=== Recorded information ===

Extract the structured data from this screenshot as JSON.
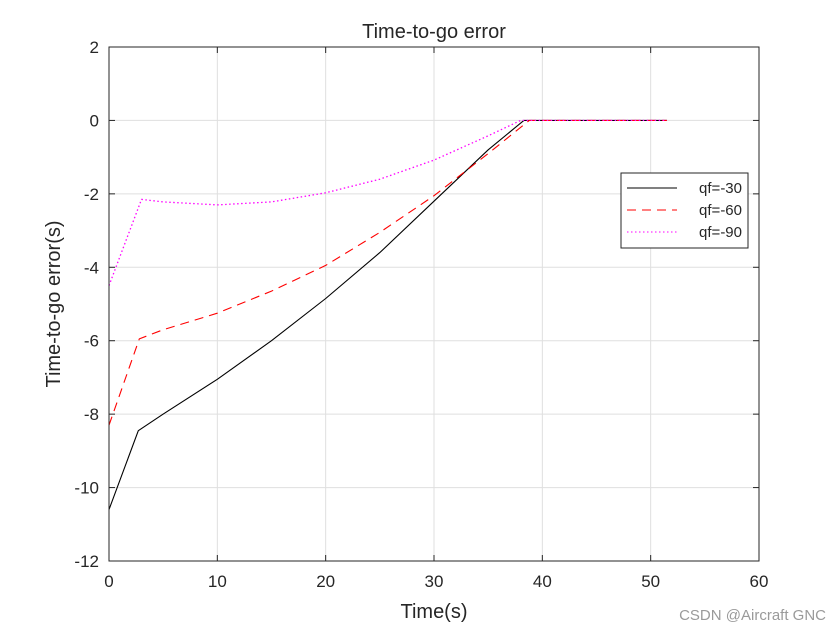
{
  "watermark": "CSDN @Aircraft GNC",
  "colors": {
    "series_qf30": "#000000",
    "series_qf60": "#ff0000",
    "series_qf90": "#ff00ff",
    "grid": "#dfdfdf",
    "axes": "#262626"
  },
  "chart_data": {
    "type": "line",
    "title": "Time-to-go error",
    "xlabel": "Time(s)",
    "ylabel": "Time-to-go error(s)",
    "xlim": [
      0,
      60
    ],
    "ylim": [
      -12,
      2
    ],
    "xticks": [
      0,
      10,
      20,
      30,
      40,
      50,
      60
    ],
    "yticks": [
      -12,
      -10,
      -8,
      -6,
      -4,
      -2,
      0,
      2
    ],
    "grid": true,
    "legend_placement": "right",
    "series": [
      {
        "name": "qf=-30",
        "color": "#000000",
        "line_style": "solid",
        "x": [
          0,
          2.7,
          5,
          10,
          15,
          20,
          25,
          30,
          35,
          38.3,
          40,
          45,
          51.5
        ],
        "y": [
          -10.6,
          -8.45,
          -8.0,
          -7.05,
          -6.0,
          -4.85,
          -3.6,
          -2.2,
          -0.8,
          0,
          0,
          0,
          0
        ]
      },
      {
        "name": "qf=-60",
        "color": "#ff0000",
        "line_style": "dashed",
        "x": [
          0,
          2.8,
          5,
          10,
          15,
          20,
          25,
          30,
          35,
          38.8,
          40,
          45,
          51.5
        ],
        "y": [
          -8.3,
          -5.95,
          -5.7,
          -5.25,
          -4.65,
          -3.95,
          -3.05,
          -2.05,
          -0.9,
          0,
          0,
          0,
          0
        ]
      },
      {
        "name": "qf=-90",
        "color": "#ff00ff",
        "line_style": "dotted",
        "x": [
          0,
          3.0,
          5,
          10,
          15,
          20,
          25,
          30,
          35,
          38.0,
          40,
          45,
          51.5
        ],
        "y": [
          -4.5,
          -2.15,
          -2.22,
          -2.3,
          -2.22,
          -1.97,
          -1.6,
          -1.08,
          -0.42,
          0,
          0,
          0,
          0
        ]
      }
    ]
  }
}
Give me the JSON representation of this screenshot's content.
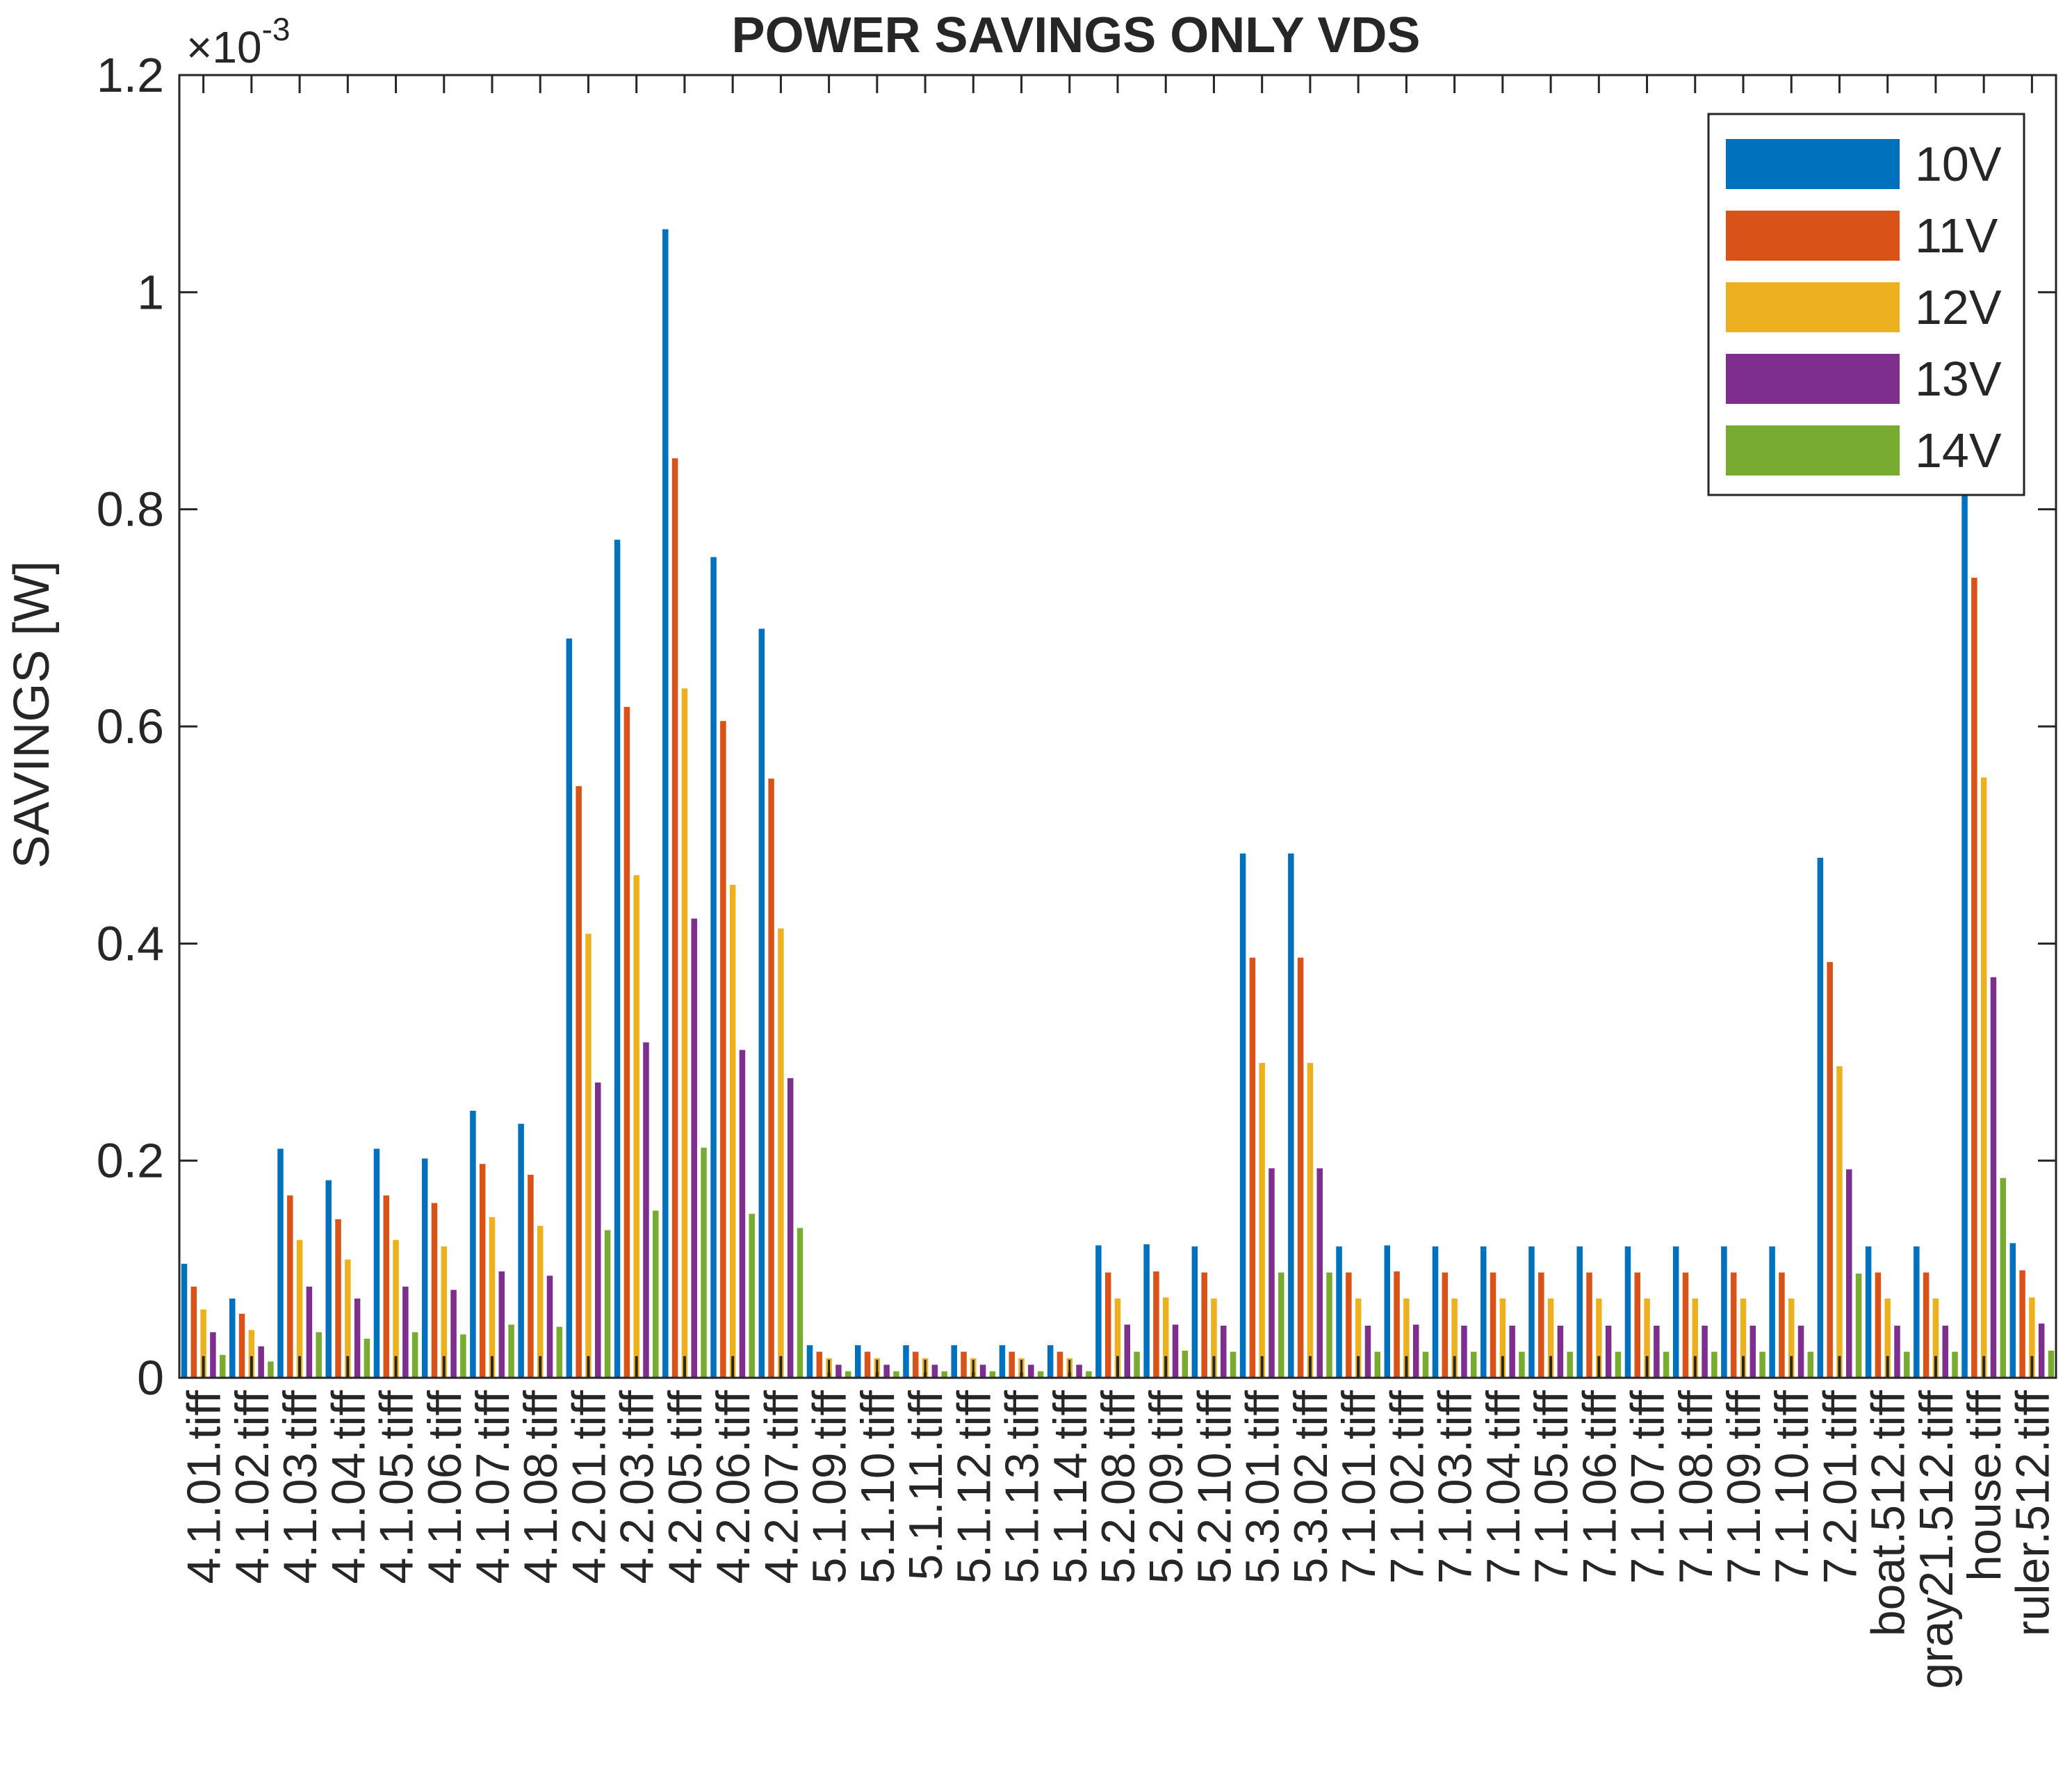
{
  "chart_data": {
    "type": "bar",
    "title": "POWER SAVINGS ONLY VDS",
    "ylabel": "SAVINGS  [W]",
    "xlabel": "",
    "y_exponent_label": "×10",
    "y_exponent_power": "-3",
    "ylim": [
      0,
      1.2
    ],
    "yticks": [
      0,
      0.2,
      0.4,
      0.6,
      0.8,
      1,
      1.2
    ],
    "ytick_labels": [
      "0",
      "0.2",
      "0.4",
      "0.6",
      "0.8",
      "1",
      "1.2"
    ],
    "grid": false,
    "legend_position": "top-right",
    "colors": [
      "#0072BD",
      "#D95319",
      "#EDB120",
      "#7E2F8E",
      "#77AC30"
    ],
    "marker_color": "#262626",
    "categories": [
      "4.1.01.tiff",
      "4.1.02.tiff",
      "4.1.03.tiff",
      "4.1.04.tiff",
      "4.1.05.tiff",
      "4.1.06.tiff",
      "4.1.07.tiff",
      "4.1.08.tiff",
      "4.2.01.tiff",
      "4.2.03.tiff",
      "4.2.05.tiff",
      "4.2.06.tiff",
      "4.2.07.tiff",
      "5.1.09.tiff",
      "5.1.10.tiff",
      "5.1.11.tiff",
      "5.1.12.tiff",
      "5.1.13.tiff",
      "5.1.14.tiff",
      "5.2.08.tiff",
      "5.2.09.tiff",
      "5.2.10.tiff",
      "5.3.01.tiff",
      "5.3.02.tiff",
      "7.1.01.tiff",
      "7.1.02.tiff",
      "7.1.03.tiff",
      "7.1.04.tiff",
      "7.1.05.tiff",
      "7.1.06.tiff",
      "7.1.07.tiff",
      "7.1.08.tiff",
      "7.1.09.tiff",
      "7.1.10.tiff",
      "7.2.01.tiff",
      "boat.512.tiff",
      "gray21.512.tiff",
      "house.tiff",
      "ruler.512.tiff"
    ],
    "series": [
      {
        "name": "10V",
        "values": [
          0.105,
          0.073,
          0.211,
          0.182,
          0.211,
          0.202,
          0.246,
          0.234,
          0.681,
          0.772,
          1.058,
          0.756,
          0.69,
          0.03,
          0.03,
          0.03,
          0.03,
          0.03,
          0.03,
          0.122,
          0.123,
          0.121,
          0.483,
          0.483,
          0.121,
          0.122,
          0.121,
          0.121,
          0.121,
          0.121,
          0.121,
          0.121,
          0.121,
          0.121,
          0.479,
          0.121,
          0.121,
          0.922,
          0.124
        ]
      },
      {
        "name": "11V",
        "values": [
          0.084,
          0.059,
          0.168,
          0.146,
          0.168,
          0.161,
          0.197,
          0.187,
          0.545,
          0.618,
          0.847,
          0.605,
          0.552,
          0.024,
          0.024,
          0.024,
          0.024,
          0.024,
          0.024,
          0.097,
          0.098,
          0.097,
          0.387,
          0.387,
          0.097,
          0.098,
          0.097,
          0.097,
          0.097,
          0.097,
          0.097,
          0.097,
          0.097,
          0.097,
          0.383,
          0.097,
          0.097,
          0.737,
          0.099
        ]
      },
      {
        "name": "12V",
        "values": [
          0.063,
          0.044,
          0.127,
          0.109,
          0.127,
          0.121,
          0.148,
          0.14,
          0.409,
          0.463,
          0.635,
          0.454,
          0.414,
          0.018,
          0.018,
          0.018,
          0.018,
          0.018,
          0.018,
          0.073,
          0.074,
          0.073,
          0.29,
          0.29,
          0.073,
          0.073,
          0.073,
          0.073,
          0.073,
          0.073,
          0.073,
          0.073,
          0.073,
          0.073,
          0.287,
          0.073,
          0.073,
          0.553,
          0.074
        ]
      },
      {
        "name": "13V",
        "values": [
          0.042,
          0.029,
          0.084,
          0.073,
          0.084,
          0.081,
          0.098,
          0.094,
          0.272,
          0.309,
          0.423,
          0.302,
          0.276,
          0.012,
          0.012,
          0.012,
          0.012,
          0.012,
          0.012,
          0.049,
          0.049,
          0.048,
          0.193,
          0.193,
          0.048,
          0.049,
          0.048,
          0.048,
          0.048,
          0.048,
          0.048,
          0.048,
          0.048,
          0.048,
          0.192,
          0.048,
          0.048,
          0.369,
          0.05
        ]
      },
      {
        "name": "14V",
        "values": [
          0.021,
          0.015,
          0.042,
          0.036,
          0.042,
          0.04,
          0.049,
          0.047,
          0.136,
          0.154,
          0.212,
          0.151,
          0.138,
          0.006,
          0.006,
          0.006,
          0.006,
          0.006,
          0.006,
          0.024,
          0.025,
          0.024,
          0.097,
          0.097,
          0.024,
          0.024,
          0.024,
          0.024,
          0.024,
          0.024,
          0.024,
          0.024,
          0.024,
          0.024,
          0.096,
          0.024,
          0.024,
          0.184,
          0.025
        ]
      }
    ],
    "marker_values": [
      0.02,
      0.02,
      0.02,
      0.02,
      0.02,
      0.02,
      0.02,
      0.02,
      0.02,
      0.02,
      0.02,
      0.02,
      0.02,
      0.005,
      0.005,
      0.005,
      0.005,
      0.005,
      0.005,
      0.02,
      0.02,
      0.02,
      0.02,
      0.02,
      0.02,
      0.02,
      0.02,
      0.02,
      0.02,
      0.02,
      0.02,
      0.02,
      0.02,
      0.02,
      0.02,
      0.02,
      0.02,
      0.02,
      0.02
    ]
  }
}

===
=== Recorded information ===

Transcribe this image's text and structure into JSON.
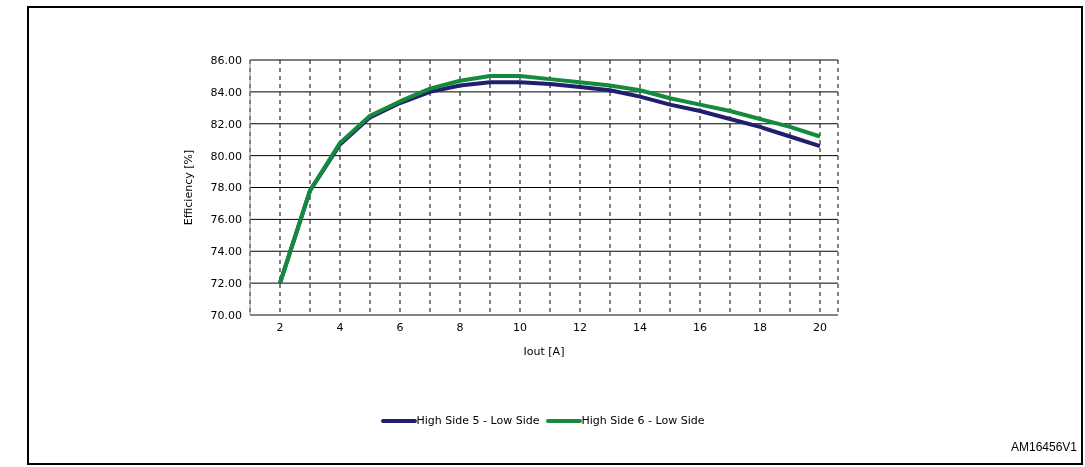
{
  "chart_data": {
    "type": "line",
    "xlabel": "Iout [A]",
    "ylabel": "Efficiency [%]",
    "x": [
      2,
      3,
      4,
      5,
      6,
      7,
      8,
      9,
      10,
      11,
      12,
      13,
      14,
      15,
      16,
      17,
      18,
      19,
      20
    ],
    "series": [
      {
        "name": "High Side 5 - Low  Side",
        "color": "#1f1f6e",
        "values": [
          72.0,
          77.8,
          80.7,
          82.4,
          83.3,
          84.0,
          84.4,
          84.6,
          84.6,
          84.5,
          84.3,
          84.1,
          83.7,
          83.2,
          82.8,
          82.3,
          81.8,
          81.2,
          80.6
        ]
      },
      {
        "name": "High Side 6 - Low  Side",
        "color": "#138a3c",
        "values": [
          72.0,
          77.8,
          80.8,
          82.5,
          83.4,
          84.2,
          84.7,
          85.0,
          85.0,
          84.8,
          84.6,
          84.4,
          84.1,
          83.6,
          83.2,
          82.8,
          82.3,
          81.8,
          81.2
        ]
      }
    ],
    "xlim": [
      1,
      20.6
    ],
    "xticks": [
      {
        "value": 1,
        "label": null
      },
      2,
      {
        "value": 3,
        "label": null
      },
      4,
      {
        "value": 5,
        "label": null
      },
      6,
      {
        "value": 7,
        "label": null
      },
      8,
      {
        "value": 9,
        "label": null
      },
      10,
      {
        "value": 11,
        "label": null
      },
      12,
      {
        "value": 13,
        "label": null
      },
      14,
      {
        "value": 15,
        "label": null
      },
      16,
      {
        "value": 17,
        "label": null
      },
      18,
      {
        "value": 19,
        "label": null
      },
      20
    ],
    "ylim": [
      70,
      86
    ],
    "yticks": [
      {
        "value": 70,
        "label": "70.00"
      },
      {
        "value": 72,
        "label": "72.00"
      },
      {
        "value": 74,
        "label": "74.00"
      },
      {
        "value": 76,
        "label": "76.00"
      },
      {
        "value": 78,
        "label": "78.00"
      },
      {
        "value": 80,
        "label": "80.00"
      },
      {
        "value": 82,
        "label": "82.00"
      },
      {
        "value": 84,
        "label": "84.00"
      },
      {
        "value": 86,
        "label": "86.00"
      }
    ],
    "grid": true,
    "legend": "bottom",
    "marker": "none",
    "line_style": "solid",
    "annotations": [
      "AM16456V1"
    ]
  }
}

===
=== Recorded information ===

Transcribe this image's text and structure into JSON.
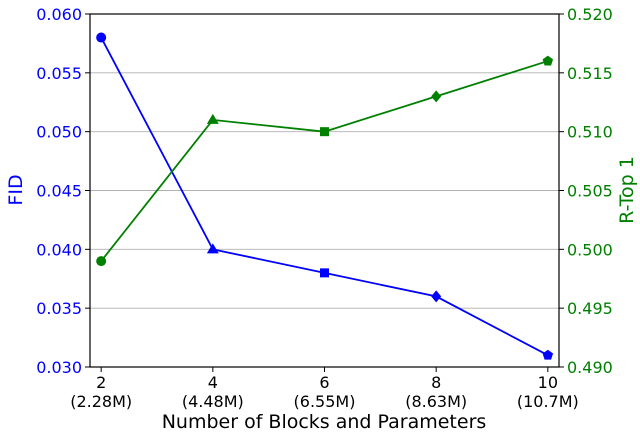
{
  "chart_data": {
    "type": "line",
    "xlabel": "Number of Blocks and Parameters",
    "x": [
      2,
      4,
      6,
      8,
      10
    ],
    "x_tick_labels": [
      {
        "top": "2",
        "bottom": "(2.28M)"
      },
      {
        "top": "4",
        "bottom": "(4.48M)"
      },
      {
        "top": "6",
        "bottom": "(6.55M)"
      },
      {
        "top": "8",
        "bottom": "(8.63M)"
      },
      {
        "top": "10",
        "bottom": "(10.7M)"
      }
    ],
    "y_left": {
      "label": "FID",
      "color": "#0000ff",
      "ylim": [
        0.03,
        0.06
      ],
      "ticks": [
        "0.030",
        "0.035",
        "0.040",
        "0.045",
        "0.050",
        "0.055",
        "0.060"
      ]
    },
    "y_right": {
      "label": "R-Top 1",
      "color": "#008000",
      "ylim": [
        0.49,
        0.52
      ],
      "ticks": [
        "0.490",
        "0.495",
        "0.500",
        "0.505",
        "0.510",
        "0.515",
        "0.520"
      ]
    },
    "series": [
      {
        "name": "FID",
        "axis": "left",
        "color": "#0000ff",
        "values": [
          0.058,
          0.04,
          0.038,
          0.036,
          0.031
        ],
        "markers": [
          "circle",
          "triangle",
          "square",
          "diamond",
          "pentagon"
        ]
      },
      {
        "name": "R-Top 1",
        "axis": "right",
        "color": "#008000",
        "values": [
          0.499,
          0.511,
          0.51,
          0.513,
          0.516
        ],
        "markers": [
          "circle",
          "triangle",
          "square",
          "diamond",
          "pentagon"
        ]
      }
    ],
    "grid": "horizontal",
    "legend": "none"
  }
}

===

**Required work:**
Copy out each line of the records that holds the string "title".

**Solution to this task:**
    "title": "Time-to-go error",
    "title": "POWER SAVINGS ONLY VDS",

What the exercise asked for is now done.